EXERCISE MATERIAL:
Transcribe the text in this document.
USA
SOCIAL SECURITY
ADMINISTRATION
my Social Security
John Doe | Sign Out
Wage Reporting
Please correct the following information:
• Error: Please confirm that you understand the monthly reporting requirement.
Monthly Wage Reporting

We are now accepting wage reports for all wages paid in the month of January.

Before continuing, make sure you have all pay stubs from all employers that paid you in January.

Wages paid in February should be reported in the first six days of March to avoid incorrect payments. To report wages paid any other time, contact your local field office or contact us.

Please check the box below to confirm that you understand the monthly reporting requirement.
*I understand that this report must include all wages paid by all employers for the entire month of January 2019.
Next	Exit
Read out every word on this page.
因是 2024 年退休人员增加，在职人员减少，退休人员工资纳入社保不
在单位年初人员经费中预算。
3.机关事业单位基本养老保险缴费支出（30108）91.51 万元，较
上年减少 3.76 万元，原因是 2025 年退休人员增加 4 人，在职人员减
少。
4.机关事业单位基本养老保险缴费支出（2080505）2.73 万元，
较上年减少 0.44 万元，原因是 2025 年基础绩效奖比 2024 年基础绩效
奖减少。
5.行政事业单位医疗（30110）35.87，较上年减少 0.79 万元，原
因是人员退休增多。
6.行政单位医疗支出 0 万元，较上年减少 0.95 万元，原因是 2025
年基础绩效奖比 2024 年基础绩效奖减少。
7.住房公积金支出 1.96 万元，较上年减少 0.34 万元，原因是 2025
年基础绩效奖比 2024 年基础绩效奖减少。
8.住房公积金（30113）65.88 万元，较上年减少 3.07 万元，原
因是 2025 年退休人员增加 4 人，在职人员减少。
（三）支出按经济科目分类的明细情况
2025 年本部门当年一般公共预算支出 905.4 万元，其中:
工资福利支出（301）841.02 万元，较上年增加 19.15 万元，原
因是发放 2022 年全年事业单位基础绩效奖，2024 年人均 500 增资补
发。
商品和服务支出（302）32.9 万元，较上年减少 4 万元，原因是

TASK GOAL: Take the entries and copy them out exactly.

RESPONSE:
Transcribe the text in this document.
USA
SOCIAL SECURITY
ADMINISTRATION
my Social Security
John Doe | Sign Out
Wage Reporting
Please correct the following information:
• Error: Please confirm that you understand the monthly reporting requirement.
Monthly Wage Reporting

We are now accepting wage reports for all wages paid in the month of January.

Before continuing, make sure you have all pay stubs from all employers that paid you in January.

Wages paid in February should be reported in the first six days of March to avoid incorrect payments. To report wages paid any other time, contact your local field office or contact us.

Please check the box below to confirm that you understand the monthly reporting requirement.
*I understand that this report must include all wages paid by all employers for the entire month of January 2019.
Next	Exit
Read out every word on this page.
因是 2024 年退休人员增加，在职人员减少，退休人员工资纳入社保不
在单位年初人员经费中预算。
3.机关事业单位基本养老保险缴费支出（30108）91.51 万元，较
上年减少 3.76 万元，原因是 2025 年退休人员增加 4 人，在职人员减
少。
4.机关事业单位基本养老保险缴费支出（2080505）2.73 万元，
较上年减少 0.44 万元，原因是 2025 年基础绩效奖比 2024 年基础绩效
奖减少。
5.行政事业单位医疗（30110）35.87，较上年减少 0.79 万元，原
因是人员退休增多。
6.行政单位医疗支出 0 万元，较上年减少 0.95 万元，原因是 2025
年基础绩效奖比 2024 年基础绩效奖减少。
7.住房公积金支出 1.96 万元，较上年减少 0.34 万元，原因是 2025
年基础绩效奖比 2024 年基础绩效奖减少。
8.住房公积金（30113）65.88 万元，较上年减少 3.07 万元，原
因是 2025 年退休人员增加 4 人，在职人员减少。
（三）支出按经济科目分类的明细情况
2025 年本部门当年一般公共预算支出 905.4 万元，其中:
工资福利支出（301）841.02 万元，较上年增加 19.15 万元，原
因是发放 2022 年全年事业单位基础绩效奖，2024 年人均 500 增资补
发。
商品和服务支出（302）32.9 万元，较上年减少 4 万元，原因是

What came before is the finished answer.